### DESCRIPTION OF THE TASK
Extract each line from the entries below that has the string "title" in it.
|---|
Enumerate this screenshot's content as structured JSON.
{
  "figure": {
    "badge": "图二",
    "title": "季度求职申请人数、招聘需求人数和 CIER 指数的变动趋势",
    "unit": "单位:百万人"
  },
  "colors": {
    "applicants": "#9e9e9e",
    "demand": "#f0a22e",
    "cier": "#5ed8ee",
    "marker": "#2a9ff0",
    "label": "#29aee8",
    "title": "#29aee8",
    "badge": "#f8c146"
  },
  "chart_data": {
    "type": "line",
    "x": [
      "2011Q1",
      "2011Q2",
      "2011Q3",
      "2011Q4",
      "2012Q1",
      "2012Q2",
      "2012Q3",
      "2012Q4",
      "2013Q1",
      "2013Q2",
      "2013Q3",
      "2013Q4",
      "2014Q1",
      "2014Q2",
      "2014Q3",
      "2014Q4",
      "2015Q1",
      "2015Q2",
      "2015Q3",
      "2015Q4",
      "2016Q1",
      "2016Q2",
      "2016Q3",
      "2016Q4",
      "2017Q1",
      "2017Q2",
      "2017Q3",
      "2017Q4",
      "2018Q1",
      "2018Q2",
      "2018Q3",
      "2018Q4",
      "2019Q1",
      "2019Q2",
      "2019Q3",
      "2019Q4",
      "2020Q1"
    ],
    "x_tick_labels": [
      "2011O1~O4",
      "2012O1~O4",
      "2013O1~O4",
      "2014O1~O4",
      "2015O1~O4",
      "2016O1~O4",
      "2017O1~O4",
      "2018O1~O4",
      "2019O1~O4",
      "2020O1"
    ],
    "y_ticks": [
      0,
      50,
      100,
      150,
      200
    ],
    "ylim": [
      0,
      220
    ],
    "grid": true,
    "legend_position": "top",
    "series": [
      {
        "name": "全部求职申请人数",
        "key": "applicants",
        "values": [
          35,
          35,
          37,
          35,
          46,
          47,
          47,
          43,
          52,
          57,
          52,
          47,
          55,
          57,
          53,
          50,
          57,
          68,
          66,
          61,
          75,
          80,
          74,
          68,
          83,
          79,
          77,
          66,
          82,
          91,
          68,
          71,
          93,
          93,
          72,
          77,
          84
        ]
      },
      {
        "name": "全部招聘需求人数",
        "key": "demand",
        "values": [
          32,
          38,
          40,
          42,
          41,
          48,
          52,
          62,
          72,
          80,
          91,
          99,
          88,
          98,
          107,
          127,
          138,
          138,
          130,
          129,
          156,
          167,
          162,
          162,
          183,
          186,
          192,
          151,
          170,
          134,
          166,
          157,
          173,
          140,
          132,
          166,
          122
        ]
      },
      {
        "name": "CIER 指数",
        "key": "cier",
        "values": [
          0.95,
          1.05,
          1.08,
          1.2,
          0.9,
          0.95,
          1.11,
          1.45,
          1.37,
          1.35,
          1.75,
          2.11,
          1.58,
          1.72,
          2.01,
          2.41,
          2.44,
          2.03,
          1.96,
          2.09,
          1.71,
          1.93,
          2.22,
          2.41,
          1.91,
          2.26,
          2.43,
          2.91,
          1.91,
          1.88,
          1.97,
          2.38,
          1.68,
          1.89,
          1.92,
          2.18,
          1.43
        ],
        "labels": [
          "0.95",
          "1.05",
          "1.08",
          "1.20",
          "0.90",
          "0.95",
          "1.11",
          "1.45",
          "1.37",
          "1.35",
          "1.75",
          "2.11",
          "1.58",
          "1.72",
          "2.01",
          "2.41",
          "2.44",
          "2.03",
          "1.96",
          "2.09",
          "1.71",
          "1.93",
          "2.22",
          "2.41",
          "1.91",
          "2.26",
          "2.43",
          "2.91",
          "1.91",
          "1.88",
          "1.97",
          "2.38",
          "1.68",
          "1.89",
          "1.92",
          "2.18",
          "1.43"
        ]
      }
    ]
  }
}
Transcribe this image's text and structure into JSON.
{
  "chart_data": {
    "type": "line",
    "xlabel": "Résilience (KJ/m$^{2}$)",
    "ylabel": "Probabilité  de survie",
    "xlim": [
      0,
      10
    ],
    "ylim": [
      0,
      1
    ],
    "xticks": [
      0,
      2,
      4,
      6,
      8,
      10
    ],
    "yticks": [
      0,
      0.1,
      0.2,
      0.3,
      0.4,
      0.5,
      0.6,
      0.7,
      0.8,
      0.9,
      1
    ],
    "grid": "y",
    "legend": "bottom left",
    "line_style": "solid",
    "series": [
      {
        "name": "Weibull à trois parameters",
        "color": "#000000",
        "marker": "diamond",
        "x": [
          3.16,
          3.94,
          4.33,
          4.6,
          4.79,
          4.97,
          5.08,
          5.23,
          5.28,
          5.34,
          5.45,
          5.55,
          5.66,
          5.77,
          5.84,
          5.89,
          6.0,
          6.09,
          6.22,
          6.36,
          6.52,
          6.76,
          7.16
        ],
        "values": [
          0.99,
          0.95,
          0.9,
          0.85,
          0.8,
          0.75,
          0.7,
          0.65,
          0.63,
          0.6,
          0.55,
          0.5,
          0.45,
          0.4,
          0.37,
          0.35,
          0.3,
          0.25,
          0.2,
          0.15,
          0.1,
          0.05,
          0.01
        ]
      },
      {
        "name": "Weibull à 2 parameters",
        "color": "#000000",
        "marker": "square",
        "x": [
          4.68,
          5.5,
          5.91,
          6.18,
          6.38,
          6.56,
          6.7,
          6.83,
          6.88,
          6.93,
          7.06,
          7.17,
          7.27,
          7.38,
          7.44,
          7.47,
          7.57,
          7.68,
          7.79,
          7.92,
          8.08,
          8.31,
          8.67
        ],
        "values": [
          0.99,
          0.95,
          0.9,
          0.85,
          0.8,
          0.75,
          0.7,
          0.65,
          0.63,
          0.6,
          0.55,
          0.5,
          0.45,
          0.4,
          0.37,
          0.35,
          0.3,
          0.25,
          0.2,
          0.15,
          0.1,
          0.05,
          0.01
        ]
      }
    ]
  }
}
|---|
### ANSWER TO THIS TASK
    "title": "季度求职申请人数、招聘需求人数和 CIER 指数的变动趋势",
    "title": "#29aee8",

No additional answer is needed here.